• **Your objective**: Reproduce each line exactly, including spacing and punctuation.

• **Materials provided**:

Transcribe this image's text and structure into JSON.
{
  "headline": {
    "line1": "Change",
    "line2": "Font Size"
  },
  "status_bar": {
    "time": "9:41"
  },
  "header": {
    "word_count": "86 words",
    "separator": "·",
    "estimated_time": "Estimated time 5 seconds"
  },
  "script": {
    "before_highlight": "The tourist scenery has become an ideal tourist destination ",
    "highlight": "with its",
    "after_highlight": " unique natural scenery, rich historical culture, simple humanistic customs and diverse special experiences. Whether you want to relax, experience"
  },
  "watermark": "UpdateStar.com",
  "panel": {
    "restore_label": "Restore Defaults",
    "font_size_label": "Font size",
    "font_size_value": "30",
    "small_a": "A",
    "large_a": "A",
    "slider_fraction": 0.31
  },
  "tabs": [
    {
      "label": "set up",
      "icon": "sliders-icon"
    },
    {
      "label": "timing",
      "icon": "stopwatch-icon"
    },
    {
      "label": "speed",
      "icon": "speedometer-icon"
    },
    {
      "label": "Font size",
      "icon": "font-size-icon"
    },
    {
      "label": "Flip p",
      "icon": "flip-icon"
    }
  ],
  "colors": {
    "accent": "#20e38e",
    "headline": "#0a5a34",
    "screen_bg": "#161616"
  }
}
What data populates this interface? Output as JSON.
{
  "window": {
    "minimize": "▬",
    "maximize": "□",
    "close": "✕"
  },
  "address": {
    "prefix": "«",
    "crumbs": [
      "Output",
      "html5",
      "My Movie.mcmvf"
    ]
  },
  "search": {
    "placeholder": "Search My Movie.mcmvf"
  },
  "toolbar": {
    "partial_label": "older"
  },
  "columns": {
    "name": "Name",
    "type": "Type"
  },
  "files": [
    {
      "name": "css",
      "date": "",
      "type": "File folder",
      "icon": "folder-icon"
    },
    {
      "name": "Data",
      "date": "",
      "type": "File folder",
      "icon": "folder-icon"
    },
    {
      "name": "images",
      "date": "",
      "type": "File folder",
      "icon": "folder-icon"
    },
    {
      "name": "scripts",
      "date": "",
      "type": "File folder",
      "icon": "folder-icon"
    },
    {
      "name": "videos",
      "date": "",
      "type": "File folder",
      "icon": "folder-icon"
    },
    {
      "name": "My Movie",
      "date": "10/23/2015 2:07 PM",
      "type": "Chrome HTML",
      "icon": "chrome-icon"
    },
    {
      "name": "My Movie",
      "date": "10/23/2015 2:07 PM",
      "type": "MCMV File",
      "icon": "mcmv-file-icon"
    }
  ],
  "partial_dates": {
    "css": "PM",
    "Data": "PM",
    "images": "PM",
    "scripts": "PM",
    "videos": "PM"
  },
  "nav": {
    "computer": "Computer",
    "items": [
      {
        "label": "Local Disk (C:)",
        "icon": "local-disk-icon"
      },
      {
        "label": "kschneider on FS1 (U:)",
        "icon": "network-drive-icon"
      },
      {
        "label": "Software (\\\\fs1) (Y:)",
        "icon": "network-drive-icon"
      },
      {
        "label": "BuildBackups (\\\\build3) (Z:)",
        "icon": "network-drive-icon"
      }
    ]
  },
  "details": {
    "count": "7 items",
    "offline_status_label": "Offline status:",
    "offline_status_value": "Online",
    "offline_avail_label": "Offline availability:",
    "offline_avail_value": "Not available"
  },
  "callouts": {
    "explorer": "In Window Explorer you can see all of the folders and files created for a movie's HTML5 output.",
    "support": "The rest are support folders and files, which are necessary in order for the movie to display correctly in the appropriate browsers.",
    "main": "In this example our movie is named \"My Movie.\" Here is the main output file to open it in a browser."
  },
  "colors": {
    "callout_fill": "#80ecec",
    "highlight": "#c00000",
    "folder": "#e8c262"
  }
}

• **Solved exercise**:
Transcribe this image's text and structure into JSON.
{
  "headline": {
    "line1": "Change",
    "line2": "Font Size"
  },
  "status_bar": {
    "time": "9:41"
  },
  "header": {
    "word_count": "86 words",
    "separator": "·",
    "estimated_time": "Estimated time 5 seconds"
  },
  "script": {
    "before_highlight": "The tourist scenery has become an ideal tourist destination ",
    "highlight": "with its",
    "after_highlight": " unique natural scenery, rich historical culture, simple humanistic customs and diverse special experiences. Whether you want to relax, experience"
  },
  "watermark": "UpdateStar.com",
  "panel": {
    "restore_label": "Restore Defaults",
    "font_size_label": "Font size",
    "font_size_value": "30",
    "small_a": "A",
    "large_a": "A",
    "slider_fraction": 0.31
  },
  "tabs": [
    {
      "label": "set up",
      "icon": "sliders-icon"
    },
    {
      "label": "timing",
      "icon": "stopwatch-icon"
    },
    {
      "label": "speed",
      "icon": "speedometer-icon"
    },
    {
      "label": "Font size",
      "icon": "font-size-icon"
    },
    {
      "label": "Flip p",
      "icon": "flip-icon"
    }
  ],
  "colors": {
    "accent": "#20e38e",
    "headline": "#0a5a34",
    "screen_bg": "#161616"
  }
}
What data populates this interface? Output as JSON.
{
  "window": {
    "minimize": "▬",
    "maximize": "□",
    "close": "✕"
  },
  "address": {
    "prefix": "«",
    "crumbs": [
      "Output",
      "html5",
      "My Movie.mcmvf"
    ]
  },
  "search": {
    "placeholder": "Search My Movie.mcmvf"
  },
  "toolbar": {
    "partial_label": "older"
  },
  "columns": {
    "name": "Name",
    "type": "Type"
  },
  "files": [
    {
      "name": "css",
      "date": "",
      "type": "File folder",
      "icon": "folder-icon"
    },
    {
      "name": "Data",
      "date": "",
      "type": "File folder",
      "icon": "folder-icon"
    },
    {
      "name": "images",
      "date": "",
      "type": "File folder",
      "icon": "folder-icon"
    },
    {
      "name": "scripts",
      "date": "",
      "type": "File folder",
      "icon": "folder-icon"
    },
    {
      "name": "videos",
      "date": "",
      "type": "File folder",
      "icon": "folder-icon"
    },
    {
      "name": "My Movie",
      "date": "10/23/2015 2:07 PM",
      "type": "Chrome HTML",
      "icon": "chrome-icon"
    },
    {
      "name": "My Movie",
      "date": "10/23/2015 2:07 PM",
      "type": "MCMV File",
      "icon": "mcmv-file-icon"
    }
  ],
  "partial_dates": {
    "css": "PM",
    "Data": "PM",
    "images": "PM",
    "scripts": "PM",
    "videos": "PM"
  },
  "nav": {
    "computer": "Computer",
    "items": [
      {
        "label": "Local Disk (C:)",
        "icon": "local-disk-icon"
      },
      {
        "label": "kschneider on FS1 (U:)",
        "icon": "network-drive-icon"
      },
      {
        "label": "Software (\\\\fs1) (Y:)",
        "icon": "network-drive-icon"
      },
      {
        "label": "BuildBackups (\\\\build3) (Z:)",
        "icon": "network-drive-icon"
      }
    ]
  },
  "details": {
    "count": "7 items",
    "offline_status_label": "Offline status:",
    "offline_status_value": "Online",
    "offline_avail_label": "Offline availability:",
    "offline_avail_value": "Not available"
  },
  "callouts": {
    "explorer": "In Window Explorer you can see all of the folders and files created for a movie's HTML5 output.",
    "support": "The rest are support folders and files, which are necessary in order for the movie to display correctly in the appropriate browsers.",
    "main": "In this example our movie is named \"My Movie.\" Here is the main output file to open it in a browser."
  },
  "colors": {
    "callout_fill": "#80ecec",
    "highlight": "#c00000",
    "folder": "#e8c262"
  }
}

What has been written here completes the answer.